REQUIREMENTS
How many lines in the records below contain the word "image"? Give only the number.

::: MATERIAL FOR THIS EXERCISE

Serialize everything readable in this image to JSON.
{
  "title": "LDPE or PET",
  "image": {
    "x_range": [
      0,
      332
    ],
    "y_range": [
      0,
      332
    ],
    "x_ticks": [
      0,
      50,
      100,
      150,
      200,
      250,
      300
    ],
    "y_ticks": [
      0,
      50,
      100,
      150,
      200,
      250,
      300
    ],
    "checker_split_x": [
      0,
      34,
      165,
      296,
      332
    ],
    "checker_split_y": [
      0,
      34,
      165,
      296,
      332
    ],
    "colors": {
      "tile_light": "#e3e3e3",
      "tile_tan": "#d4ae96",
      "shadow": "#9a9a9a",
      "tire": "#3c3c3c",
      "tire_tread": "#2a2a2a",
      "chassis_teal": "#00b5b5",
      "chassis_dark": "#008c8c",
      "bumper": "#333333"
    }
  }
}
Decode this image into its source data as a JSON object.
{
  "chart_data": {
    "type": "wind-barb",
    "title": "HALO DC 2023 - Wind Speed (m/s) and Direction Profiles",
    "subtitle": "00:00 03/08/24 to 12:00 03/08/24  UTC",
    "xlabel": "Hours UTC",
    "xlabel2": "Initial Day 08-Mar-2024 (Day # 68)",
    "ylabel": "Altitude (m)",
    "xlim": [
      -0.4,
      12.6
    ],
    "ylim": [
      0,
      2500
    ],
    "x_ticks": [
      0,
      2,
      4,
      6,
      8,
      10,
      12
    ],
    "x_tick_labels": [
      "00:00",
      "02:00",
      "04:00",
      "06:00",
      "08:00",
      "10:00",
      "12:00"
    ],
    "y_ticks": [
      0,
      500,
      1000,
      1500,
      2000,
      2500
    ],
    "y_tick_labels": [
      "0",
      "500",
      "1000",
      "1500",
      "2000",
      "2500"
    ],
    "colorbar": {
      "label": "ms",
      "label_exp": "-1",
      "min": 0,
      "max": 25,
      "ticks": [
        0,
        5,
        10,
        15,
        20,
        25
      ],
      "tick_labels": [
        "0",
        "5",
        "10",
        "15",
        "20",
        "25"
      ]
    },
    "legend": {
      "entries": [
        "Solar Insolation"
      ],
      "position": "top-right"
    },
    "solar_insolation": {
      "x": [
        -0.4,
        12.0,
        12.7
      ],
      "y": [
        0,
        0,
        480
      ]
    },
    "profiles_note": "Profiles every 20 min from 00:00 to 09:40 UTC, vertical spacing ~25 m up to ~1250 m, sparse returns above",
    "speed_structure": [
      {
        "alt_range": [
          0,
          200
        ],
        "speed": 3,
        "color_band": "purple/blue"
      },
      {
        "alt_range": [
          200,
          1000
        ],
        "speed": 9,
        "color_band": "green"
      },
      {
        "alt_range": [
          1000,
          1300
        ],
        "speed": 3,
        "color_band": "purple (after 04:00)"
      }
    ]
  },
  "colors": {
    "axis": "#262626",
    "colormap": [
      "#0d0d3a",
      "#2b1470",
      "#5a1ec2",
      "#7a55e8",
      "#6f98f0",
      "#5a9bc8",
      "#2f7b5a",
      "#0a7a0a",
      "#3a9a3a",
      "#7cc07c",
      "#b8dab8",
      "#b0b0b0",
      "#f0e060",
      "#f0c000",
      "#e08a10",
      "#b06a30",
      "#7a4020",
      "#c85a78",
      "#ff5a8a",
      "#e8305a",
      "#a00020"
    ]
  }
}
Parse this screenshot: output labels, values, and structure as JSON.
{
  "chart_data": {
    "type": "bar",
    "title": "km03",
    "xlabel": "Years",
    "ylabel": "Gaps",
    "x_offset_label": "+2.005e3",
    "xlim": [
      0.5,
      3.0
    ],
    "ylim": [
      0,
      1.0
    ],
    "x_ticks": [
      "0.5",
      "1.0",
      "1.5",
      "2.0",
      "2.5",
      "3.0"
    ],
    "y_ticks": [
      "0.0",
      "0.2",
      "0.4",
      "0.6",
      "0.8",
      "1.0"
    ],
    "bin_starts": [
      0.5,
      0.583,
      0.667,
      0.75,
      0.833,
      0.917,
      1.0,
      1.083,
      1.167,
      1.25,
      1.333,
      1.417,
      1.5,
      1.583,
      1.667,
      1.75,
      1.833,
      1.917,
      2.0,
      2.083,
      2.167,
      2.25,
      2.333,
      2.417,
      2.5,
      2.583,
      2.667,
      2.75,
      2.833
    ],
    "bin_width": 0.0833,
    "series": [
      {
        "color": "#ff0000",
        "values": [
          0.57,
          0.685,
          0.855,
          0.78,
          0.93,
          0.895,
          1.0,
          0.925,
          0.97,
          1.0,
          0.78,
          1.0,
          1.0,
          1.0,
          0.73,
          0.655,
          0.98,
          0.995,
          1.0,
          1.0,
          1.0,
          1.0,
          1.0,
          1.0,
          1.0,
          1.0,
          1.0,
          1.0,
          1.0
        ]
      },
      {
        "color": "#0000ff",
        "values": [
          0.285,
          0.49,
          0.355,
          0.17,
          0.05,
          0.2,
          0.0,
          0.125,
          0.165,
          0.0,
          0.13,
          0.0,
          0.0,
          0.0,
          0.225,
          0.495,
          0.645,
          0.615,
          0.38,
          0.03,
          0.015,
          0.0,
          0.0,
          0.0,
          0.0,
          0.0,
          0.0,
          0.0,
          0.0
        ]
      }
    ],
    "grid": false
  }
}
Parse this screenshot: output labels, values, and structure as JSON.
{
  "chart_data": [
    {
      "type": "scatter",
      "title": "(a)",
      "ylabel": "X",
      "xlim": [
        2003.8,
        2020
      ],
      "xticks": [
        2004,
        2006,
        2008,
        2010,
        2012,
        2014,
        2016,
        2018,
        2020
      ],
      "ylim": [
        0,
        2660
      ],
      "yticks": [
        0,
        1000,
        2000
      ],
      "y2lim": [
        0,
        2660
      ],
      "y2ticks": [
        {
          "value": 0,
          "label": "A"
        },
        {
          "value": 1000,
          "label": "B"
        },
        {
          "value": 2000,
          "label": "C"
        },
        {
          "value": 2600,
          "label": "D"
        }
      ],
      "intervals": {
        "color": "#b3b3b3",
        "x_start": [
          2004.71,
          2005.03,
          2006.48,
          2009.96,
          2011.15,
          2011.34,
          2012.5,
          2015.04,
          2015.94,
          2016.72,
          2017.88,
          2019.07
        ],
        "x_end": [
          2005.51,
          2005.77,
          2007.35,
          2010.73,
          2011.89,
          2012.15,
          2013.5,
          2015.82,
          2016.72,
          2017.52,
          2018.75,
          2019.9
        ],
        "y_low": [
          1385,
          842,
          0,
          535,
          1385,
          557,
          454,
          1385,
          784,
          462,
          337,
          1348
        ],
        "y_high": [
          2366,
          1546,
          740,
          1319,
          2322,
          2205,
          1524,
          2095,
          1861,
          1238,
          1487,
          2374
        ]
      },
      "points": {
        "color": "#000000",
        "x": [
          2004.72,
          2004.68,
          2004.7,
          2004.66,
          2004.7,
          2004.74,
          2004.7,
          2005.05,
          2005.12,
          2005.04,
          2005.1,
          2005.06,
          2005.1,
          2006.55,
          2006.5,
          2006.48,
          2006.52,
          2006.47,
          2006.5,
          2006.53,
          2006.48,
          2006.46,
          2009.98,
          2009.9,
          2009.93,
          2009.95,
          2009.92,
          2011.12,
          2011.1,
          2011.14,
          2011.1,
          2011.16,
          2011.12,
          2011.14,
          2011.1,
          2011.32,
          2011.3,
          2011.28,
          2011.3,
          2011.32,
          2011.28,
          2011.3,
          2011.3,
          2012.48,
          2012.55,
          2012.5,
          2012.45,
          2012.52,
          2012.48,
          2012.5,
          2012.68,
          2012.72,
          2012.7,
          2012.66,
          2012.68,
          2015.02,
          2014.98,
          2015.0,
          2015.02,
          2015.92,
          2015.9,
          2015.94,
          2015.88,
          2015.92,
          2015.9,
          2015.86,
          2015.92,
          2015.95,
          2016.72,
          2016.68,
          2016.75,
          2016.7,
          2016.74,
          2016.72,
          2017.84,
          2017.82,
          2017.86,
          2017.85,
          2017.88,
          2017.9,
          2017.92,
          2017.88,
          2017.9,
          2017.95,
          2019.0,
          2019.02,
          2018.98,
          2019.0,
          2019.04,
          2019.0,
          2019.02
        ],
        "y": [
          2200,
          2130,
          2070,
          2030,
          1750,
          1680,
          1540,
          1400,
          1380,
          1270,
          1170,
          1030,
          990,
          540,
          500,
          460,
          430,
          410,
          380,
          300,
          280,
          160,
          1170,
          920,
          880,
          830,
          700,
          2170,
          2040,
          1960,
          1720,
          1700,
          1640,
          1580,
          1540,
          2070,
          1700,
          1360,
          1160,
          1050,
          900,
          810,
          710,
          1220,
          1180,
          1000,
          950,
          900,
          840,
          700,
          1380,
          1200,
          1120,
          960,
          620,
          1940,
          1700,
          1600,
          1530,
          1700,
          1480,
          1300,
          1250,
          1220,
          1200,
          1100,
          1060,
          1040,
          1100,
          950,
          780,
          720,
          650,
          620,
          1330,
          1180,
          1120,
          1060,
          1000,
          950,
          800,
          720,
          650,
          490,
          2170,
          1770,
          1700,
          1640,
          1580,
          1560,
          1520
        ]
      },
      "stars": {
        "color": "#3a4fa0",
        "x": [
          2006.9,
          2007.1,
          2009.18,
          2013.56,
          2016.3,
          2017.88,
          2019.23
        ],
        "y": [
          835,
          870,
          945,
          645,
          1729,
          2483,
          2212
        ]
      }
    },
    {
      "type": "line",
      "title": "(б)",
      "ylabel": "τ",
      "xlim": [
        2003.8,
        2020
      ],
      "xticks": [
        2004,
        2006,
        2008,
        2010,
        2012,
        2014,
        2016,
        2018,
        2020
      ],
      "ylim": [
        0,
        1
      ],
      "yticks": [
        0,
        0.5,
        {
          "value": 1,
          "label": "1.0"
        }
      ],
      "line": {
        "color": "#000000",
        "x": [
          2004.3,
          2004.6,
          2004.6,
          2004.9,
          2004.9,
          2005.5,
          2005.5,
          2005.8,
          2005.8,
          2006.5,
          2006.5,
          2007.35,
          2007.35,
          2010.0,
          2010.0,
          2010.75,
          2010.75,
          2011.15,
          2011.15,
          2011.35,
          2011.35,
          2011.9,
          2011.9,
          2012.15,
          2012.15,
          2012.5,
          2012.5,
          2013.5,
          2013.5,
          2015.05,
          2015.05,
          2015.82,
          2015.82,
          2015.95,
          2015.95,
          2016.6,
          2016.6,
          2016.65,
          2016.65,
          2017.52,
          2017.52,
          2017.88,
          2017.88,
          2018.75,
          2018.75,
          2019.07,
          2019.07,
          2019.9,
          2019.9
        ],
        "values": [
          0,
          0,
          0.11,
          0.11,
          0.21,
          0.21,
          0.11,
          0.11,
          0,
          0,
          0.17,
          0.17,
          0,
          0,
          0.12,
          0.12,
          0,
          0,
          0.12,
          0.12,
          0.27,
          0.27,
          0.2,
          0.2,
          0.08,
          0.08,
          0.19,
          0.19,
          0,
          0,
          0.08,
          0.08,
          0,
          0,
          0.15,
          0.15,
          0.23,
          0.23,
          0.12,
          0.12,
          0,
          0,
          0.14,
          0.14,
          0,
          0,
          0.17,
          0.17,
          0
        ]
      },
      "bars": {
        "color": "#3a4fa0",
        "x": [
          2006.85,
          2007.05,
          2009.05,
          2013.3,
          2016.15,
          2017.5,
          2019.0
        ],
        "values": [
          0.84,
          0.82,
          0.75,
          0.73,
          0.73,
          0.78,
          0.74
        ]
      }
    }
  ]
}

::::::

EXERCISE OUTPUT
3